— Begin —

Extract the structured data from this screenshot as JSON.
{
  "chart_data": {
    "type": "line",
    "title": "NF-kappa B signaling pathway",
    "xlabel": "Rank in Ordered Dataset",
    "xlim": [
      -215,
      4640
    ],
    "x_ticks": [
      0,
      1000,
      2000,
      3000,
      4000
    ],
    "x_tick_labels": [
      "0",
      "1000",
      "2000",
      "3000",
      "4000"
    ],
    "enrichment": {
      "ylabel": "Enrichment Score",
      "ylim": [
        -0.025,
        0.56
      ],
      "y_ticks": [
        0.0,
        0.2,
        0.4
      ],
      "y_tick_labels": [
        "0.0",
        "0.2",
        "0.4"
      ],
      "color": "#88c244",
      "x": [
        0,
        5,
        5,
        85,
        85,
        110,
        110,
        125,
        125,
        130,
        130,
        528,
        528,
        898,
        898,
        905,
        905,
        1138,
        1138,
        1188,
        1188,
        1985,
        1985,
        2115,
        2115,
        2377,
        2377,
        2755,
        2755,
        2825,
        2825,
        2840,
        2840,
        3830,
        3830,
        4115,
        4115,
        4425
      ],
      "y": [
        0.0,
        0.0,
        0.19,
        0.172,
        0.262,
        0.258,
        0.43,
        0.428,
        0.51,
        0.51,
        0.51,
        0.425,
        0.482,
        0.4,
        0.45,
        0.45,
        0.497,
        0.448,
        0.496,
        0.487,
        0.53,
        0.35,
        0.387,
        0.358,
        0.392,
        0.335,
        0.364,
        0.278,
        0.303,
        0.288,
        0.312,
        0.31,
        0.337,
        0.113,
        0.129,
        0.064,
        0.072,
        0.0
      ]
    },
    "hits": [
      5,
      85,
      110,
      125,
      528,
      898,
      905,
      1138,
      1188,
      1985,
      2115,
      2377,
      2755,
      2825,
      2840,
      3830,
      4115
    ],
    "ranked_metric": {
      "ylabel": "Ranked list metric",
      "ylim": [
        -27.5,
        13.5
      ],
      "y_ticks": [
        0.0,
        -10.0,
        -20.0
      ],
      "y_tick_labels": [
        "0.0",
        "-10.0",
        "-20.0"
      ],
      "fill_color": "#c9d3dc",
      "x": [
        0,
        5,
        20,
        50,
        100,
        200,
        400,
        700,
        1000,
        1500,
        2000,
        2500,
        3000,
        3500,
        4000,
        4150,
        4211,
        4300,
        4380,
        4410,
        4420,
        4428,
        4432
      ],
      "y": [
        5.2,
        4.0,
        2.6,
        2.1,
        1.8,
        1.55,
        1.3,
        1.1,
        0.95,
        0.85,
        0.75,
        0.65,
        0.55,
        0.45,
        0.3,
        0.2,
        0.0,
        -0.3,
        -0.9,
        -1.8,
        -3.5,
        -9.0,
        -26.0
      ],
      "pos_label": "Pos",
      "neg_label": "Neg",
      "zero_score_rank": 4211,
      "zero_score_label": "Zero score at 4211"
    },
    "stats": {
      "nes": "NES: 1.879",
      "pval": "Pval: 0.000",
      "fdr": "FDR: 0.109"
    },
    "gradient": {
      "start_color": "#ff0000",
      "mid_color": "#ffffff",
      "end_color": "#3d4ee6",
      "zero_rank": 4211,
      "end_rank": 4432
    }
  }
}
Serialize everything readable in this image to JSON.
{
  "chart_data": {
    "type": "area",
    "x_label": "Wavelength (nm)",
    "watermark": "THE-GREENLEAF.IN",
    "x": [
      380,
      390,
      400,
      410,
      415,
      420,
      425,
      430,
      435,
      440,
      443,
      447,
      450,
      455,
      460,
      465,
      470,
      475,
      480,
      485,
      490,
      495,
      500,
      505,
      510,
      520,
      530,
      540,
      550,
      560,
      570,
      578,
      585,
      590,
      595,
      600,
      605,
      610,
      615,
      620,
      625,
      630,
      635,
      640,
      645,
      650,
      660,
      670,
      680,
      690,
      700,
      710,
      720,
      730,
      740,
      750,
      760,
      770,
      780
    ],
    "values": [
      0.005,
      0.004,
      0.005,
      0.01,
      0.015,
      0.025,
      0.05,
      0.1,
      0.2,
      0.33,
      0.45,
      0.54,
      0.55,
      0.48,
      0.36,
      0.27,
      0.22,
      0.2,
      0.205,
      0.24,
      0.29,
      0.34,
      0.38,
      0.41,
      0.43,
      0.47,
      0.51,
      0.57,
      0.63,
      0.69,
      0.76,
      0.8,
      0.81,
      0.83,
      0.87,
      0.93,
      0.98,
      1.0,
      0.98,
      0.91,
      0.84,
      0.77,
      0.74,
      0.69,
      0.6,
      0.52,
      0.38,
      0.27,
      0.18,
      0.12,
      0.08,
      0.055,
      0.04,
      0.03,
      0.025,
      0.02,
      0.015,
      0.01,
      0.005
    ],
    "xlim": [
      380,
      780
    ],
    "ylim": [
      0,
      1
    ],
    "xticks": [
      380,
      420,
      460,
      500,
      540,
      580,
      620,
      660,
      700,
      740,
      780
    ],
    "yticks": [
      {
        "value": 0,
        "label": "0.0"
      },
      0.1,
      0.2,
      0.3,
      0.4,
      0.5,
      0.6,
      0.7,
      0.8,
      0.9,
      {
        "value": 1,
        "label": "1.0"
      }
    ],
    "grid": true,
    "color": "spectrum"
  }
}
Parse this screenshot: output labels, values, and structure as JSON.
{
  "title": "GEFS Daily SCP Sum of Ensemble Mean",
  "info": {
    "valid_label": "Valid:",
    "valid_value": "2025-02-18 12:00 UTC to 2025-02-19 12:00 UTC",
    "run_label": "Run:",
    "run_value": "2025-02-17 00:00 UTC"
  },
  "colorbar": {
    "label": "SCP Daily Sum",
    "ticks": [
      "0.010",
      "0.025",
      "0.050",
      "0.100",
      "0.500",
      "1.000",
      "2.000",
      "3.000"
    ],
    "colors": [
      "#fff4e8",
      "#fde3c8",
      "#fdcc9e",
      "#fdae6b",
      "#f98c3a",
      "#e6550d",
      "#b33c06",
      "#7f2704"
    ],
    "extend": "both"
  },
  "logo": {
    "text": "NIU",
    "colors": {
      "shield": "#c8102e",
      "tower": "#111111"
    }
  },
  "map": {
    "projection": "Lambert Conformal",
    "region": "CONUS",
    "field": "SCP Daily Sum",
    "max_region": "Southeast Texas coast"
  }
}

— End —

◆ **GIVEN TASK**
Reproduce exactly the lines from the one with "Parse this screenshot: output" through the end of the entries above, both ends included.

◆ **WRITTEN ANSWER**
Parse this screenshot: output labels, values, and structure as JSON.
{
  "title": "GEFS Daily SCP Sum of Ensemble Mean",
  "info": {
    "valid_label": "Valid:",
    "valid_value": "2025-02-18 12:00 UTC to 2025-02-19 12:00 UTC",
    "run_label": "Run:",
    "run_value": "2025-02-17 00:00 UTC"
  },
  "colorbar": {
    "label": "SCP Daily Sum",
    "ticks": [
      "0.010",
      "0.025",
      "0.050",
      "0.100",
      "0.500",
      "1.000",
      "2.000",
      "3.000"
    ],
    "colors": [
      "#fff4e8",
      "#fde3c8",
      "#fdcc9e",
      "#fdae6b",
      "#f98c3a",
      "#e6550d",
      "#b33c06",
      "#7f2704"
    ],
    "extend": "both"
  },
  "logo": {
    "text": "NIU",
    "colors": {
      "shield": "#c8102e",
      "tower": "#111111"
    }
  },
  "map": {
    "projection": "Lambert Conformal",
    "region": "CONUS",
    "field": "SCP Daily Sum",
    "max_region": "Southeast Texas coast"
  }
}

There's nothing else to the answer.